**EXERCISE REQUIREMENTS**
What lines of the data below hold the string "CTSB"? Copy each one out.

**DATA FOR THIS EXERCISE**
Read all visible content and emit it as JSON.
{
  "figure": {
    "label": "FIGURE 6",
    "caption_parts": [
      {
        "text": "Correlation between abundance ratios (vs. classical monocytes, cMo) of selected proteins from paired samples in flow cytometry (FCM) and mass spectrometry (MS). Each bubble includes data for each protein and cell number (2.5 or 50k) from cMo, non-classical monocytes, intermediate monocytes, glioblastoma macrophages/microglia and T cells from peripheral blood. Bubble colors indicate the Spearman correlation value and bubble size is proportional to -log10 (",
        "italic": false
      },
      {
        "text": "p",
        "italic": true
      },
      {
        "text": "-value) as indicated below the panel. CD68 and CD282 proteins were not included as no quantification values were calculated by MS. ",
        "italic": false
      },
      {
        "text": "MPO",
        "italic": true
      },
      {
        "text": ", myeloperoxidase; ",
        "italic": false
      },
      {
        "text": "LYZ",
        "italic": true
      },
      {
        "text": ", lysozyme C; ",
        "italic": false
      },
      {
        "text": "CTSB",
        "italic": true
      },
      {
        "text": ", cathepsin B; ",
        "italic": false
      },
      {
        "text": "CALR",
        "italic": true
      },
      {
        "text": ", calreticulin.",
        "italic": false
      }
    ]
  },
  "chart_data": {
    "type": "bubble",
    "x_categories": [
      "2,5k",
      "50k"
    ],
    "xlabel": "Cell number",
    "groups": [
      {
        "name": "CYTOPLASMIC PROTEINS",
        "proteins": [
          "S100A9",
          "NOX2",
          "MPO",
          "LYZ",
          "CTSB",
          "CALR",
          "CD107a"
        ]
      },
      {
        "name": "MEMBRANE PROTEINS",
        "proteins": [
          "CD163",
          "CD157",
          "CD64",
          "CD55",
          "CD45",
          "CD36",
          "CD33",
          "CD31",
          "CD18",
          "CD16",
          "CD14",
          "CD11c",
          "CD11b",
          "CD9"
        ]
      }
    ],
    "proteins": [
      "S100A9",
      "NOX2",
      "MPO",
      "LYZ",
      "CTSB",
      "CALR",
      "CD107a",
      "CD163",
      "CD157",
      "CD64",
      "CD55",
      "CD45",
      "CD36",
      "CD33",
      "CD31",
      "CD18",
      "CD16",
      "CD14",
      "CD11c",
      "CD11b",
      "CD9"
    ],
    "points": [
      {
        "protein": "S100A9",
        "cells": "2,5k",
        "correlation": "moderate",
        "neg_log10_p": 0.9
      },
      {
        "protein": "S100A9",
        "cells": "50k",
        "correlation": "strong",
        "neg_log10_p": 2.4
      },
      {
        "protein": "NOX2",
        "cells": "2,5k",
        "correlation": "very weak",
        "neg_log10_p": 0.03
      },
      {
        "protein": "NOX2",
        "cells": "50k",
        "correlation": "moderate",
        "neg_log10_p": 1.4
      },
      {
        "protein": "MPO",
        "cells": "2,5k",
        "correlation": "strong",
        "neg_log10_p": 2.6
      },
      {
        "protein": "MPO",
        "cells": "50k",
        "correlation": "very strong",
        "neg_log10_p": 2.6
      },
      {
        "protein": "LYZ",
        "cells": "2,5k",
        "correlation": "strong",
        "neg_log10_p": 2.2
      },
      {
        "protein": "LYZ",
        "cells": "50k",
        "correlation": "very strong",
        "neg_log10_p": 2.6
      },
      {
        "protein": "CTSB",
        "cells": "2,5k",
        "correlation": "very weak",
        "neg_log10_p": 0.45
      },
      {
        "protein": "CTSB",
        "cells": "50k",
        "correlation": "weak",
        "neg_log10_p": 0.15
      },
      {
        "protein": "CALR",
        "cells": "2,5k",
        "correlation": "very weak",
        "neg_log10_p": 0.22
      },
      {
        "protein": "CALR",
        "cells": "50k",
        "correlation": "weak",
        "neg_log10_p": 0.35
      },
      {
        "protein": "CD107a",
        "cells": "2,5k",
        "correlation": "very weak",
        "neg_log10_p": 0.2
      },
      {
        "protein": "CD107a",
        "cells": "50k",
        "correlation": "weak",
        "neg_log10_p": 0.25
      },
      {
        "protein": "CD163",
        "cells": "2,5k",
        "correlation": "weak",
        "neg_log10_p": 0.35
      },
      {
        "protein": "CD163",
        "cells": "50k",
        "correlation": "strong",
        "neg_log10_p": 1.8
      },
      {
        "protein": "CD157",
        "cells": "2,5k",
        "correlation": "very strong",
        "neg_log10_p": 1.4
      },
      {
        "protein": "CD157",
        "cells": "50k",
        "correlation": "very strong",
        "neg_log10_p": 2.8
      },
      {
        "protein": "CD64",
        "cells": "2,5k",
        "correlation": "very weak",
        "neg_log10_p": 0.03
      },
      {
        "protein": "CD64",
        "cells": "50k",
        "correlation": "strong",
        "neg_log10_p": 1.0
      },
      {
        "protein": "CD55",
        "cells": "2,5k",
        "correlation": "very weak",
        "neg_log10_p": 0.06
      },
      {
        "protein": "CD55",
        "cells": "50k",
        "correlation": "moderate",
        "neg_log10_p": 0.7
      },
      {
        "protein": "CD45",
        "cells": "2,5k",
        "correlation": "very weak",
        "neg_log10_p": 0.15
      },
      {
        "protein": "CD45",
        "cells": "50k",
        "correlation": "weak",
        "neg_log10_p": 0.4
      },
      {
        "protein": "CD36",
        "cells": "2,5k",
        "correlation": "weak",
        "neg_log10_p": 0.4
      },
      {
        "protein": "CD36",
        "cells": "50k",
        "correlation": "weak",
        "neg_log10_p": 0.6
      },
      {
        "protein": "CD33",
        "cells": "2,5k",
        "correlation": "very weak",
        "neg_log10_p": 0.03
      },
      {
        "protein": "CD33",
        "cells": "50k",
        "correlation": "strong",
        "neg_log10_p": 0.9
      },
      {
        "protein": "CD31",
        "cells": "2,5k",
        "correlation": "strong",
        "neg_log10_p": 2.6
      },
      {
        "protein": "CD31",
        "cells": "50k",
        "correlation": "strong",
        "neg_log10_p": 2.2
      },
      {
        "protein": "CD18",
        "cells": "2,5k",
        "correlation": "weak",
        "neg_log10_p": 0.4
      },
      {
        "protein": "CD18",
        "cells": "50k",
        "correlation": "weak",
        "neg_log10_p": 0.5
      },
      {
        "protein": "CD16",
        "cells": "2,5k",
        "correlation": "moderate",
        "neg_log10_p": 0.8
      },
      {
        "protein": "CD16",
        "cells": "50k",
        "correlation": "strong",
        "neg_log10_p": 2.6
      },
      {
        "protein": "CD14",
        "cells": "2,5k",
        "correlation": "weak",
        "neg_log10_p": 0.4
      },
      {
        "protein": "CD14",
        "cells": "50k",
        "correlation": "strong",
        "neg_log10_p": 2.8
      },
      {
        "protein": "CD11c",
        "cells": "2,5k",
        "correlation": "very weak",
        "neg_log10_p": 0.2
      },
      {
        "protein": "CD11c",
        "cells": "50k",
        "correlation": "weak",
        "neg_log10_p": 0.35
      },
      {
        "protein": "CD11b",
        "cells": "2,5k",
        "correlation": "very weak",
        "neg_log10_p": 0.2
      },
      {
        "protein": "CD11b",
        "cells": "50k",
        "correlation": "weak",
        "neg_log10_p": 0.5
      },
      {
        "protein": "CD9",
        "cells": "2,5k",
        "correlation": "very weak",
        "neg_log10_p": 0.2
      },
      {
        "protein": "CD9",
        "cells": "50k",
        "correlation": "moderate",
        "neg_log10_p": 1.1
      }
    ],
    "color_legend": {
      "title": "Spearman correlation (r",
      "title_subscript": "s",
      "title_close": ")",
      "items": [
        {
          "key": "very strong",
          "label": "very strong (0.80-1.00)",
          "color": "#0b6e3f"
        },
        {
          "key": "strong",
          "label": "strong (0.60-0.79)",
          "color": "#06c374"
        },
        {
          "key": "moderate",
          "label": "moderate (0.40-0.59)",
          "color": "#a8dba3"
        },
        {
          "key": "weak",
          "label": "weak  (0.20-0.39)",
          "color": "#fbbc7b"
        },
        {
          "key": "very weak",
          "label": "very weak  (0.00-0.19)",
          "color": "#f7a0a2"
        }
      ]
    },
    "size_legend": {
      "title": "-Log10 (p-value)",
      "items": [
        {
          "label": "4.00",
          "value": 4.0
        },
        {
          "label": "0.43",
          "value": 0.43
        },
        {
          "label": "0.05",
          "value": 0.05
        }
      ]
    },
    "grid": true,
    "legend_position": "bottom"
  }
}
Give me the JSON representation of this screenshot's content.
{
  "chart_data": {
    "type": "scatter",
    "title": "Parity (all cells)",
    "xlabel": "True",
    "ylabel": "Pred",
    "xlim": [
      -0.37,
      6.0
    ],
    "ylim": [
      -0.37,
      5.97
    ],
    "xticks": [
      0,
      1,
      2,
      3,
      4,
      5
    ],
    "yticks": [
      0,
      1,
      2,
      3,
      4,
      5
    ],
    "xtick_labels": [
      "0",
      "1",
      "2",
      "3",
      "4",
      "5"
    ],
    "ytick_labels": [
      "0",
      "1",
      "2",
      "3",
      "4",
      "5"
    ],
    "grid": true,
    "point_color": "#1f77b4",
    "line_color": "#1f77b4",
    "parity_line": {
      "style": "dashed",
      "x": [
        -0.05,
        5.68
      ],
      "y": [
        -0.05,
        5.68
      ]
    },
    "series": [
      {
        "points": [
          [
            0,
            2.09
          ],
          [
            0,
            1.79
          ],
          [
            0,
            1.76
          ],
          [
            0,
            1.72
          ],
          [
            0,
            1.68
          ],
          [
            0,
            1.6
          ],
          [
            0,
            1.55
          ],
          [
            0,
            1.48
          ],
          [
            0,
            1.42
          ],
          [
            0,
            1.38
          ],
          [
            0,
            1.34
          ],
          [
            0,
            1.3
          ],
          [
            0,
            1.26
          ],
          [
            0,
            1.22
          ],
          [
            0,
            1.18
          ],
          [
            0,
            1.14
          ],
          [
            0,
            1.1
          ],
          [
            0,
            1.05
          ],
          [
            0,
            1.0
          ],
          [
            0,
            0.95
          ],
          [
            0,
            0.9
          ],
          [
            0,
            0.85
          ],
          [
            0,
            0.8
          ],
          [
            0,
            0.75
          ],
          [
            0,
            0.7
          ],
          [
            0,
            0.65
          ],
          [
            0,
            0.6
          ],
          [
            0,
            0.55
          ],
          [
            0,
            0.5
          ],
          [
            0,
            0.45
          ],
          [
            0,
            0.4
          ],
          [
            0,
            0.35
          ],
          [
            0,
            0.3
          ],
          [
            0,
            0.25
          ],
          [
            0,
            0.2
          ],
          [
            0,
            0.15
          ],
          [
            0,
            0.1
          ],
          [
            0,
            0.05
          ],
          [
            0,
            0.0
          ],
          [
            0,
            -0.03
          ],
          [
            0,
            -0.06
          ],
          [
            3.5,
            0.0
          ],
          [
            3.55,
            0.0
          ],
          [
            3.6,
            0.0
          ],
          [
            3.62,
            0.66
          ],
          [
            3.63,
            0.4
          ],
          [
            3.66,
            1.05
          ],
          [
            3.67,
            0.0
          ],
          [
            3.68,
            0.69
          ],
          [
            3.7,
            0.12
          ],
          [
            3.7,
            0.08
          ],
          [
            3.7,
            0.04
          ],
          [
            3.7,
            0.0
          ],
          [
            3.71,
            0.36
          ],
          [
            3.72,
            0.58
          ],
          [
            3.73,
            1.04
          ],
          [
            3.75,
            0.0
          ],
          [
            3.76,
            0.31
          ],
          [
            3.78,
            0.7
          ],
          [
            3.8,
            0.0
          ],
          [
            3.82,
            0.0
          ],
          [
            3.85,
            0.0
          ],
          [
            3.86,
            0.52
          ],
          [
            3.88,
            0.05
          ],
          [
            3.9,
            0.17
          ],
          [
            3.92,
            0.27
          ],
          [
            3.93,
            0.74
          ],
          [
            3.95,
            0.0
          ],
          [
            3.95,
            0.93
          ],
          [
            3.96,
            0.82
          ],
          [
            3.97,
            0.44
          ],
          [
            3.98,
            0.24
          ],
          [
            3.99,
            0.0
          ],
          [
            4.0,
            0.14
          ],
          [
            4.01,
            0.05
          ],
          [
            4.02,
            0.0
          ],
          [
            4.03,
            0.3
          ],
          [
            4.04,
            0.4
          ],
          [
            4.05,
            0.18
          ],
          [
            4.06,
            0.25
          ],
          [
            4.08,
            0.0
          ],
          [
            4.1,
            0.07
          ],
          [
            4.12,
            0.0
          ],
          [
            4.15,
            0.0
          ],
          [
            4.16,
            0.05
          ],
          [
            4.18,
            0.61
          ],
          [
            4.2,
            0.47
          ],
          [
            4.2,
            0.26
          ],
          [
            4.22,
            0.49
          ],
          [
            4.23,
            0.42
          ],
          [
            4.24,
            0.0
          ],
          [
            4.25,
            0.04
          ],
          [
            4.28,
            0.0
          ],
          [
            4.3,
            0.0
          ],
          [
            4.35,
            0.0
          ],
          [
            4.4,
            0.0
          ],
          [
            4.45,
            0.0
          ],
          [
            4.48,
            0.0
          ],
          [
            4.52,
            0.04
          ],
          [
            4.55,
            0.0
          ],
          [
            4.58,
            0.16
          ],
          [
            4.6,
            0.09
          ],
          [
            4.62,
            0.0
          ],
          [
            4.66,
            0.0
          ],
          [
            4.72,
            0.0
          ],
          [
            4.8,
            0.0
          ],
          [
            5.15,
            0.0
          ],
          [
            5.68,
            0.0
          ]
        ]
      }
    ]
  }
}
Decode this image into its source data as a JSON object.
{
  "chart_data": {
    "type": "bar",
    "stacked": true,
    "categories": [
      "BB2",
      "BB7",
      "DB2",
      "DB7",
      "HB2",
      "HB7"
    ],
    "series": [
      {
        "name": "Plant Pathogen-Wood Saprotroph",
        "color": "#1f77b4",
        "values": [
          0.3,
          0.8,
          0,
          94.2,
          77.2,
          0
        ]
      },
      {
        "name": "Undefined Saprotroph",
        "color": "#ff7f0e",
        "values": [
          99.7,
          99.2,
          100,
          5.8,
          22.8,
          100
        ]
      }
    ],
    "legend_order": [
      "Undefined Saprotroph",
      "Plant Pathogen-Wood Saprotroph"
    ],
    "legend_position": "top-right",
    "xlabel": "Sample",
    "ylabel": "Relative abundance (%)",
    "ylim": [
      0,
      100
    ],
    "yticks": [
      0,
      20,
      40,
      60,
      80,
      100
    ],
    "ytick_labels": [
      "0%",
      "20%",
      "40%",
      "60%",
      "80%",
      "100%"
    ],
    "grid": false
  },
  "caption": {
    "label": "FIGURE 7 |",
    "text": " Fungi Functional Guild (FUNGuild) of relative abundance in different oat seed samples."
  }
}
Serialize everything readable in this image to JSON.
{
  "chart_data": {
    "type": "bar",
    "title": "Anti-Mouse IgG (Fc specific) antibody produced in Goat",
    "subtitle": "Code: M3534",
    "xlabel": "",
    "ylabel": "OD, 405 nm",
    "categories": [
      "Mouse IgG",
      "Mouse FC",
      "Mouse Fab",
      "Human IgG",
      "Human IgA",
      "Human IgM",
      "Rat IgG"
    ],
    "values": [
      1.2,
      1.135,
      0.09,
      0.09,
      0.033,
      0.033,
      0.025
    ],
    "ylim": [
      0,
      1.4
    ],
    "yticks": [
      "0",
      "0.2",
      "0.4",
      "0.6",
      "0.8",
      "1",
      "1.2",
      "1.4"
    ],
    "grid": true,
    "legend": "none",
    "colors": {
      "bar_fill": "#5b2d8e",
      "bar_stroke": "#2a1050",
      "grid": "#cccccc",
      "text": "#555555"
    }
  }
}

**OUTPUT BELOW**
        "text": "CTSB",
          "CTSB",
      "CTSB",
        "protein": "CTSB",
        "protein": "CTSB",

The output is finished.